▶ SUPPLIED RECORDS
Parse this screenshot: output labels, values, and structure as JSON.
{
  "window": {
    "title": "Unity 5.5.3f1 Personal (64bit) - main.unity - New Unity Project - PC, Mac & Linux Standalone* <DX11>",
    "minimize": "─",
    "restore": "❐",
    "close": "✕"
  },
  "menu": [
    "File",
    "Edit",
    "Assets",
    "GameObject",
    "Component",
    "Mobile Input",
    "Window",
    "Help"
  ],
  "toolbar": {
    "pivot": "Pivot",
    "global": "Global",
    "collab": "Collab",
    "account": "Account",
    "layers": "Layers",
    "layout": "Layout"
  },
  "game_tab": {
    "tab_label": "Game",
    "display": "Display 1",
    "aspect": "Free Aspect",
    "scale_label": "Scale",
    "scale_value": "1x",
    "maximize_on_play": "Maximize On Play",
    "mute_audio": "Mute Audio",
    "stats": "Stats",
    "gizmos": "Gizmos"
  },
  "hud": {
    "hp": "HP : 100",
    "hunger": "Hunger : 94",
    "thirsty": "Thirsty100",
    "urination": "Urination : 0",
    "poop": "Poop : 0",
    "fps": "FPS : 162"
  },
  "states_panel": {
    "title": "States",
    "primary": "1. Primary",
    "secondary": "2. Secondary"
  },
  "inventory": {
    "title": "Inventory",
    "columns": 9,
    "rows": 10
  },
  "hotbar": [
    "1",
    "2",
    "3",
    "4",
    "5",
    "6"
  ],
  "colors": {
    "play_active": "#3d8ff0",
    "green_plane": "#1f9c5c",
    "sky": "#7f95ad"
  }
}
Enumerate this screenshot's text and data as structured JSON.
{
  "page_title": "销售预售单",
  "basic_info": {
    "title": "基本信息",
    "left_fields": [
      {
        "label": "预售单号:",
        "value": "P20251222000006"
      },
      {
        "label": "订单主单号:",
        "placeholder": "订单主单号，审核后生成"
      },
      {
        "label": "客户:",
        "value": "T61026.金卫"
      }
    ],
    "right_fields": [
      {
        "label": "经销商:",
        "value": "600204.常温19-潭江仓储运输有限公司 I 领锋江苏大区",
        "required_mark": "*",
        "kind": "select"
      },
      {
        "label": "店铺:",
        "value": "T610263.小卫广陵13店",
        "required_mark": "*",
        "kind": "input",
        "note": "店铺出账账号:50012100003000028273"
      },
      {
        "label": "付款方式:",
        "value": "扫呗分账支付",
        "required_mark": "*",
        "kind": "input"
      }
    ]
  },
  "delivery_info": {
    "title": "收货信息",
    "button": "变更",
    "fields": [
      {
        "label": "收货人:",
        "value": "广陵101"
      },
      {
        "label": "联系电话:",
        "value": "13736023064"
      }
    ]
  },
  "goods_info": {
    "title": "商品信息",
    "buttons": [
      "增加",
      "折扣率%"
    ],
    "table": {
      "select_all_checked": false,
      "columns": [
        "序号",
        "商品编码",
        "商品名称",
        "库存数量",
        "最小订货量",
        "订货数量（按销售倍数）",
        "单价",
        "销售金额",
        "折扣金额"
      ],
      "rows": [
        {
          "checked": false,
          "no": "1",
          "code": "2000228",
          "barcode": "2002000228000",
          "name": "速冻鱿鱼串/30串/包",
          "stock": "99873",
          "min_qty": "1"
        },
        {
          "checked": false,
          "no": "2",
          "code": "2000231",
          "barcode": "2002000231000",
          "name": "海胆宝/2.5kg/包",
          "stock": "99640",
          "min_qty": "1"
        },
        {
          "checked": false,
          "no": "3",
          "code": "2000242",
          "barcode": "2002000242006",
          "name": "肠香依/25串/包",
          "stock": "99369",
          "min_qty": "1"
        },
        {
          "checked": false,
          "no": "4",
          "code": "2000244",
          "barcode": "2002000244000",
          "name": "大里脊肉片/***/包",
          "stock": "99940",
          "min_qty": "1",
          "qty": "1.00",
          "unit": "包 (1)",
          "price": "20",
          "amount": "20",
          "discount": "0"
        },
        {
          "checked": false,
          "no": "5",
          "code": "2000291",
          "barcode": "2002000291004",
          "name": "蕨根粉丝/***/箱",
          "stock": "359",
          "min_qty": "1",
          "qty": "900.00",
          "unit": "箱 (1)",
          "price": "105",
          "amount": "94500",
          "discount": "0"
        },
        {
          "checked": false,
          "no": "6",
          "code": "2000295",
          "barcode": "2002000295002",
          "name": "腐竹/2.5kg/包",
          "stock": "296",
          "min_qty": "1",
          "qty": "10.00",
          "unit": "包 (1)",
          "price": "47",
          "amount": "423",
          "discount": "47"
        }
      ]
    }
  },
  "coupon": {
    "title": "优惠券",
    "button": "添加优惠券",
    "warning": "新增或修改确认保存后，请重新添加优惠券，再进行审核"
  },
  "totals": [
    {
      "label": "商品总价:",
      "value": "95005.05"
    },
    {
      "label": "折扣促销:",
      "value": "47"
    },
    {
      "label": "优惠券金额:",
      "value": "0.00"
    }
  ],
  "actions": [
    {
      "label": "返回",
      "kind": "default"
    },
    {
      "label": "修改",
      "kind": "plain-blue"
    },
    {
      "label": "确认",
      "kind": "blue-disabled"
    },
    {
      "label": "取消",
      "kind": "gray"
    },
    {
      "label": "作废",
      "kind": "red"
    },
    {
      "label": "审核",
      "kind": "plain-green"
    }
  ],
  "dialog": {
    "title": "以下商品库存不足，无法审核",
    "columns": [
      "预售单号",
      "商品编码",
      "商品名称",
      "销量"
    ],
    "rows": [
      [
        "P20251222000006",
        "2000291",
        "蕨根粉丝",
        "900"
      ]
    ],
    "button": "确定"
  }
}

▶ YOUR INSTRUCTIONS
Find every line with the word "kind" and state how many there are, with no other words.

▶ RESULT FOR THIS EXERCISE
9